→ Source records
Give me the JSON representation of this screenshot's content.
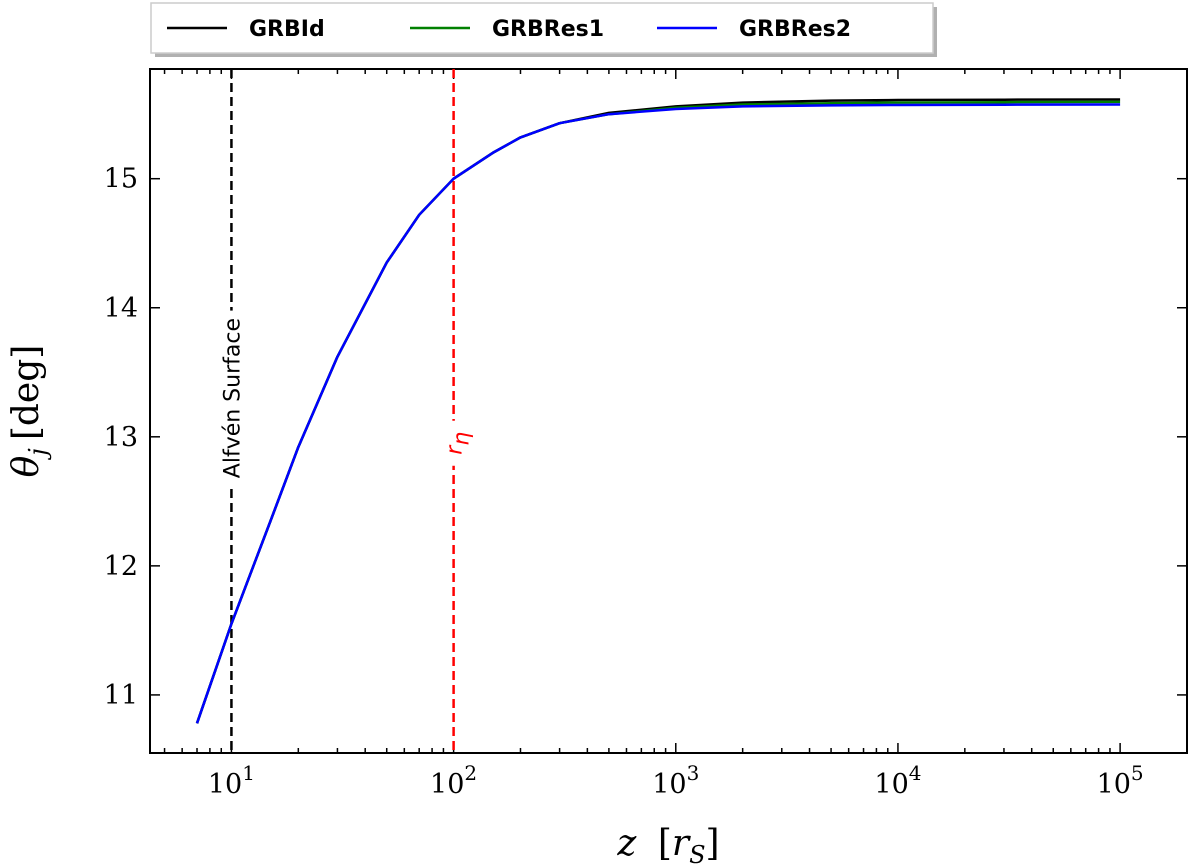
{
  "chart_data": {
    "type": "line",
    "xscale": "log",
    "xlabel_main": "z",
    "xlabel_unit_base": "r",
    "xlabel_unit_sub": "S",
    "ylabel_main": "θ",
    "ylabel_sub": "j",
    "ylabel_unit": "[deg]",
    "xlim": [
      4.3,
      200000
    ],
    "ylim": [
      10.55,
      15.85
    ],
    "x_major_ticks": [
      10,
      100,
      1000,
      10000,
      100000
    ],
    "x_tick_labels": [
      {
        "base": "10",
        "exp": "1"
      },
      {
        "base": "10",
        "exp": "2"
      },
      {
        "base": "10",
        "exp": "3"
      },
      {
        "base": "10",
        "exp": "4"
      },
      {
        "base": "10",
        "exp": "5"
      }
    ],
    "y_ticks": [
      11,
      12,
      13,
      14,
      15
    ],
    "y_tick_labels": [
      "11",
      "12",
      "13",
      "14",
      "15"
    ],
    "grid": false,
    "legend_placement": "top-center-outside",
    "series": [
      {
        "name": "GRBId",
        "color": "#000000",
        "x": [
          7,
          10,
          15,
          20,
          30,
          50,
          70,
          100,
          150,
          200,
          300,
          500,
          1000,
          2000,
          5000,
          10000,
          30000,
          100000
        ],
        "y": [
          10.78,
          11.55,
          12.35,
          12.92,
          13.62,
          14.35,
          14.72,
          15.0,
          15.2,
          15.32,
          15.43,
          15.51,
          15.56,
          15.59,
          15.605,
          15.61,
          15.612,
          15.614
        ]
      },
      {
        "name": "GRBRes1",
        "color": "#008000",
        "x": [
          7,
          10,
          15,
          20,
          30,
          50,
          70,
          100,
          150,
          200,
          300,
          500,
          1000,
          2000,
          5000,
          10000,
          30000,
          100000
        ],
        "y": [
          10.78,
          11.55,
          12.35,
          12.92,
          13.62,
          14.35,
          14.72,
          15.0,
          15.2,
          15.32,
          15.43,
          15.5,
          15.55,
          15.575,
          15.585,
          15.59,
          15.593,
          15.595
        ]
      },
      {
        "name": "GRBRes2",
        "color": "#0000ff",
        "x": [
          7,
          10,
          15,
          20,
          30,
          50,
          70,
          100,
          150,
          200,
          300,
          500,
          1000,
          2000,
          5000,
          10000,
          30000,
          100000
        ],
        "y": [
          10.78,
          11.55,
          12.35,
          12.92,
          13.62,
          14.35,
          14.72,
          15.0,
          15.2,
          15.32,
          15.43,
          15.5,
          15.54,
          15.56,
          15.568,
          15.571,
          15.573,
          15.575
        ]
      }
    ],
    "vlines": [
      {
        "x": 10,
        "color": "#000000",
        "label": "Alfvén Surface",
        "label_y": 13.3
      },
      {
        "x": 100,
        "color": "#ff0000",
        "label_base": "r",
        "label_sub": "η",
        "label_y": 12.95
      }
    ]
  }
}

→ Problem statement
Go through the material line by line. Show each line that contains the string "color".

→ Answer for this exercise
        "color": "#000000",
        "color": "#008000",
        "color": "#0000ff",
        "color": "#000000",
        "color": "#ff0000",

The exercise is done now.